Copy out all the data, word for word.

▼

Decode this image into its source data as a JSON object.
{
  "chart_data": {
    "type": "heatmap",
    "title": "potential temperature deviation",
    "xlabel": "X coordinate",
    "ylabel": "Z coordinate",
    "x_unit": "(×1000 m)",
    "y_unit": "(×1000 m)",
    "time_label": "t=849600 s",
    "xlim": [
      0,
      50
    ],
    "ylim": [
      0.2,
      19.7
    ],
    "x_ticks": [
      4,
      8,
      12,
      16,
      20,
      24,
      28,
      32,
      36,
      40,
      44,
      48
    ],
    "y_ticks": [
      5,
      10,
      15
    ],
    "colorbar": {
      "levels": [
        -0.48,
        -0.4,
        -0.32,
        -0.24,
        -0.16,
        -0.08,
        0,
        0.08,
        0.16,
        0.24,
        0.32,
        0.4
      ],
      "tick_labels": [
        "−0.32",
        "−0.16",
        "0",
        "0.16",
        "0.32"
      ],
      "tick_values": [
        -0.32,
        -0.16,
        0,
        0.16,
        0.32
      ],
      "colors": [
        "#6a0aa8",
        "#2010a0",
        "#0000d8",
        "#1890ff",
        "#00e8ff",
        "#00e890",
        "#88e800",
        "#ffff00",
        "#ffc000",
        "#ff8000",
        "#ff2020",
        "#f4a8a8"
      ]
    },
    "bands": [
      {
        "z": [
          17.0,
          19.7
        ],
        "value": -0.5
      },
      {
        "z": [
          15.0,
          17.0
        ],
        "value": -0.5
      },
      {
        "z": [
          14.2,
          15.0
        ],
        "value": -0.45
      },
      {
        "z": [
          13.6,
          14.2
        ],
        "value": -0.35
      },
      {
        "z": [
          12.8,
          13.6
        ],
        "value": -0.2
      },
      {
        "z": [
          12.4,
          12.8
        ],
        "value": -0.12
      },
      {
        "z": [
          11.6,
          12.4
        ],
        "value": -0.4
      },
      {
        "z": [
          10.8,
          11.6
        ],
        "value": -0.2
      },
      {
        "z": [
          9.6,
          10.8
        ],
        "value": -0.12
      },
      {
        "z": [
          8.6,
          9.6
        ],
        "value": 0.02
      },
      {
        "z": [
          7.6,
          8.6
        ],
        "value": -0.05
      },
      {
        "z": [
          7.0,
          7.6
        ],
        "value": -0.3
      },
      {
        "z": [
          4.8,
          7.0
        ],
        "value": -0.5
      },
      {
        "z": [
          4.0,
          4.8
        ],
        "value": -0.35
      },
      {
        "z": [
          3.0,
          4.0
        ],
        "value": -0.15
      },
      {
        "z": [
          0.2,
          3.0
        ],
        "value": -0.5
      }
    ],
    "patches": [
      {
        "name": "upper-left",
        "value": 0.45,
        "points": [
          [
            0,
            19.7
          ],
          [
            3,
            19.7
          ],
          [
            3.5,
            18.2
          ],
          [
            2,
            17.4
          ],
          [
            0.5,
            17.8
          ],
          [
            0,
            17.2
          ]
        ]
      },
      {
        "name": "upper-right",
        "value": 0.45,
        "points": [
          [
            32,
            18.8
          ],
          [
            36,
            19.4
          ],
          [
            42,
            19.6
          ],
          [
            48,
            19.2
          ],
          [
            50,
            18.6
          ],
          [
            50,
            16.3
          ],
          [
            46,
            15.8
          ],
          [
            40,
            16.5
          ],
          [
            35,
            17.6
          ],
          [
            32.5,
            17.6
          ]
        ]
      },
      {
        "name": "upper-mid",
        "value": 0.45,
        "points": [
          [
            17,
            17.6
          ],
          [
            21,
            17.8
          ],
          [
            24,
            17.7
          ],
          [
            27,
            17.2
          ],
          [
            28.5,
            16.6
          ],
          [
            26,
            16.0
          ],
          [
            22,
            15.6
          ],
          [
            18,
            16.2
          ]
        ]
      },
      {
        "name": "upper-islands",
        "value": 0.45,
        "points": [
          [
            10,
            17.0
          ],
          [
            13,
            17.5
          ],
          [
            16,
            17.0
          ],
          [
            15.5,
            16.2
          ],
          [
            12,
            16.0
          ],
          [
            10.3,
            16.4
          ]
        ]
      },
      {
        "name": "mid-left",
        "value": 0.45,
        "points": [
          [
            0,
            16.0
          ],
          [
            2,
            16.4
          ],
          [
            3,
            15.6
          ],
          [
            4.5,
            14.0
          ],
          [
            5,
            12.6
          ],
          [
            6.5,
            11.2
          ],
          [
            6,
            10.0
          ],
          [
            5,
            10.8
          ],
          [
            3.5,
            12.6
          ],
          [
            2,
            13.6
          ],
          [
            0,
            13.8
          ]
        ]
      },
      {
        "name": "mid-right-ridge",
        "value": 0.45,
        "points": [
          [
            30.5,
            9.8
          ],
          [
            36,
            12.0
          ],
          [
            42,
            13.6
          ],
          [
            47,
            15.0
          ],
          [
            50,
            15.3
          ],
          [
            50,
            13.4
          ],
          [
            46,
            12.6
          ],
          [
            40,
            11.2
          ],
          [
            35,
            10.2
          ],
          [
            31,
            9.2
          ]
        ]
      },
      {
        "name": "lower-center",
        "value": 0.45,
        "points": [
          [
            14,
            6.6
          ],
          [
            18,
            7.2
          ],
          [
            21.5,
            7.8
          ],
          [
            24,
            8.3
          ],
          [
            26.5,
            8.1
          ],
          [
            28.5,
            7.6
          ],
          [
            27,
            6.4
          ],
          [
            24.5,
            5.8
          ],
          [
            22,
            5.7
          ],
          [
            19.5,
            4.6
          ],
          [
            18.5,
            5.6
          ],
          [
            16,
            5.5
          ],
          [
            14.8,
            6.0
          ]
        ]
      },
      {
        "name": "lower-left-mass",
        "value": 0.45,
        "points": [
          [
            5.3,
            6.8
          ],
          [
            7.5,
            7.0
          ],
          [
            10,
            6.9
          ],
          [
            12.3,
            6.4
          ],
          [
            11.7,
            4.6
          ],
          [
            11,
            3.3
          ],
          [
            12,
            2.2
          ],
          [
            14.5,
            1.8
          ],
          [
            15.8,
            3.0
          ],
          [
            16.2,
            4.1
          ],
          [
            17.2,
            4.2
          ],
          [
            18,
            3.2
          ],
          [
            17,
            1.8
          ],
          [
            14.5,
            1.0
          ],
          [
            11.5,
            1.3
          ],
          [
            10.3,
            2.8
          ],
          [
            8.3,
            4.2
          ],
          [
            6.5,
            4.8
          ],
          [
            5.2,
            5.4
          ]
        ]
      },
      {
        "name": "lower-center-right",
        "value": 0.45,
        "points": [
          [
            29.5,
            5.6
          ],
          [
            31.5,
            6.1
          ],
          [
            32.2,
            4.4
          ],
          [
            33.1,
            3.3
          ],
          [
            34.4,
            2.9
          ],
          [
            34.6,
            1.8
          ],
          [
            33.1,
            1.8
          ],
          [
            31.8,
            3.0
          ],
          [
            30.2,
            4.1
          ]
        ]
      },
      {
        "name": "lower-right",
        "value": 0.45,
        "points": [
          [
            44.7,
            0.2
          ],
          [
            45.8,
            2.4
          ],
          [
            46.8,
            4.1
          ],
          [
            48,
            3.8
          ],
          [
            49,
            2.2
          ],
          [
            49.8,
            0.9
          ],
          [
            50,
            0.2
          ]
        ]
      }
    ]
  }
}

▲

THE SOLUTION:
Decode this image into its source data as a JSON object.
{
  "chart_data": {
    "type": "heatmap",
    "title": "potential temperature deviation",
    "xlabel": "X coordinate",
    "ylabel": "Z coordinate",
    "x_unit": "(×1000 m)",
    "y_unit": "(×1000 m)",
    "time_label": "t=849600 s",
    "xlim": [
      0,
      50
    ],
    "ylim": [
      0.2,
      19.7
    ],
    "x_ticks": [
      4,
      8,
      12,
      16,
      20,
      24,
      28,
      32,
      36,
      40,
      44,
      48
    ],
    "y_ticks": [
      5,
      10,
      15
    ],
    "colorbar": {
      "levels": [
        -0.48,
        -0.4,
        -0.32,
        -0.24,
        -0.16,
        -0.08,
        0,
        0.08,
        0.16,
        0.24,
        0.32,
        0.4
      ],
      "tick_labels": [
        "−0.32",
        "−0.16",
        "0",
        "0.16",
        "0.32"
      ],
      "tick_values": [
        -0.32,
        -0.16,
        0,
        0.16,
        0.32
      ],
      "colors": [
        "#6a0aa8",
        "#2010a0",
        "#0000d8",
        "#1890ff",
        "#00e8ff",
        "#00e890",
        "#88e800",
        "#ffff00",
        "#ffc000",
        "#ff8000",
        "#ff2020",
        "#f4a8a8"
      ]
    },
    "bands": [
      {
        "z": [
          17.0,
          19.7
        ],
        "value": -0.5
      },
      {
        "z": [
          15.0,
          17.0
        ],
        "value": -0.5
      },
      {
        "z": [
          14.2,
          15.0
        ],
        "value": -0.45
      },
      {
        "z": [
          13.6,
          14.2
        ],
        "value": -0.35
      },
      {
        "z": [
          12.8,
          13.6
        ],
        "value": -0.2
      },
      {
        "z": [
          12.4,
          12.8
        ],
        "value": -0.12
      },
      {
        "z": [
          11.6,
          12.4
        ],
        "value": -0.4
      },
      {
        "z": [
          10.8,
          11.6
        ],
        "value": -0.2
      },
      {
        "z": [
          9.6,
          10.8
        ],
        "value": -0.12
      },
      {
        "z": [
          8.6,
          9.6
        ],
        "value": 0.02
      },
      {
        "z": [
          7.6,
          8.6
        ],
        "value": -0.05
      },
      {
        "z": [
          7.0,
          7.6
        ],
        "value": -0.3
      },
      {
        "z": [
          4.8,
          7.0
        ],
        "value": -0.5
      },
      {
        "z": [
          4.0,
          4.8
        ],
        "value": -0.35
      },
      {
        "z": [
          3.0,
          4.0
        ],
        "value": -0.15
      },
      {
        "z": [
          0.2,
          3.0
        ],
        "value": -0.5
      }
    ],
    "patches": [
      {
        "name": "upper-left",
        "value": 0.45,
        "points": [
          [
            0,
            19.7
          ],
          [
            3,
            19.7
          ],
          [
            3.5,
            18.2
          ],
          [
            2,
            17.4
          ],
          [
            0.5,
            17.8
          ],
          [
            0,
            17.2
          ]
        ]
      },
      {
        "name": "upper-right",
        "value": 0.45,
        "points": [
          [
            32,
            18.8
          ],
          [
            36,
            19.4
          ],
          [
            42,
            19.6
          ],
          [
            48,
            19.2
          ],
          [
            50,
            18.6
          ],
          [
            50,
            16.3
          ],
          [
            46,
            15.8
          ],
          [
            40,
            16.5
          ],
          [
            35,
            17.6
          ],
          [
            32.5,
            17.6
          ]
        ]
      },
      {
        "name": "upper-mid",
        "value": 0.45,
        "points": [
          [
            17,
            17.6
          ],
          [
            21,
            17.8
          ],
          [
            24,
            17.7
          ],
          [
            27,
            17.2
          ],
          [
            28.5,
            16.6
          ],
          [
            26,
            16.0
          ],
          [
            22,
            15.6
          ],
          [
            18,
            16.2
          ]
        ]
      },
      {
        "name": "upper-islands",
        "value": 0.45,
        "points": [
          [
            10,
            17.0
          ],
          [
            13,
            17.5
          ],
          [
            16,
            17.0
          ],
          [
            15.5,
            16.2
          ],
          [
            12,
            16.0
          ],
          [
            10.3,
            16.4
          ]
        ]
      },
      {
        "name": "mid-left",
        "value": 0.45,
        "points": [
          [
            0,
            16.0
          ],
          [
            2,
            16.4
          ],
          [
            3,
            15.6
          ],
          [
            4.5,
            14.0
          ],
          [
            5,
            12.6
          ],
          [
            6.5,
            11.2
          ],
          [
            6,
            10.0
          ],
          [
            5,
            10.8
          ],
          [
            3.5,
            12.6
          ],
          [
            2,
            13.6
          ],
          [
            0,
            13.8
          ]
        ]
      },
      {
        "name": "mid-right-ridge",
        "value": 0.45,
        "points": [
          [
            30.5,
            9.8
          ],
          [
            36,
            12.0
          ],
          [
            42,
            13.6
          ],
          [
            47,
            15.0
          ],
          [
            50,
            15.3
          ],
          [
            50,
            13.4
          ],
          [
            46,
            12.6
          ],
          [
            40,
            11.2
          ],
          [
            35,
            10.2
          ],
          [
            31,
            9.2
          ]
        ]
      },
      {
        "name": "lower-center",
        "value": 0.45,
        "points": [
          [
            14,
            6.6
          ],
          [
            18,
            7.2
          ],
          [
            21.5,
            7.8
          ],
          [
            24,
            8.3
          ],
          [
            26.5,
            8.1
          ],
          [
            28.5,
            7.6
          ],
          [
            27,
            6.4
          ],
          [
            24.5,
            5.8
          ],
          [
            22,
            5.7
          ],
          [
            19.5,
            4.6
          ],
          [
            18.5,
            5.6
          ],
          [
            16,
            5.5
          ],
          [
            14.8,
            6.0
          ]
        ]
      },
      {
        "name": "lower-left-mass",
        "value": 0.45,
        "points": [
          [
            5.3,
            6.8
          ],
          [
            7.5,
            7.0
          ],
          [
            10,
            6.9
          ],
          [
            12.3,
            6.4
          ],
          [
            11.7,
            4.6
          ],
          [
            11,
            3.3
          ],
          [
            12,
            2.2
          ],
          [
            14.5,
            1.8
          ],
          [
            15.8,
            3.0
          ],
          [
            16.2,
            4.1
          ],
          [
            17.2,
            4.2
          ],
          [
            18,
            3.2
          ],
          [
            17,
            1.8
          ],
          [
            14.5,
            1.0
          ],
          [
            11.5,
            1.3
          ],
          [
            10.3,
            2.8
          ],
          [
            8.3,
            4.2
          ],
          [
            6.5,
            4.8
          ],
          [
            5.2,
            5.4
          ]
        ]
      },
      {
        "name": "lower-center-right",
        "value": 0.45,
        "points": [
          [
            29.5,
            5.6
          ],
          [
            31.5,
            6.1
          ],
          [
            32.2,
            4.4
          ],
          [
            33.1,
            3.3
          ],
          [
            34.4,
            2.9
          ],
          [
            34.6,
            1.8
          ],
          [
            33.1,
            1.8
          ],
          [
            31.8,
            3.0
          ],
          [
            30.2,
            4.1
          ]
        ]
      },
      {
        "name": "lower-right",
        "value": 0.45,
        "points": [
          [
            44.7,
            0.2
          ],
          [
            45.8,
            2.4
          ],
          [
            46.8,
            4.1
          ],
          [
            48,
            3.8
          ],
          [
            49,
            2.2
          ],
          [
            49.8,
            0.9
          ],
          [
            50,
            0.2
          ]
        ]
      }
    ]
  }
}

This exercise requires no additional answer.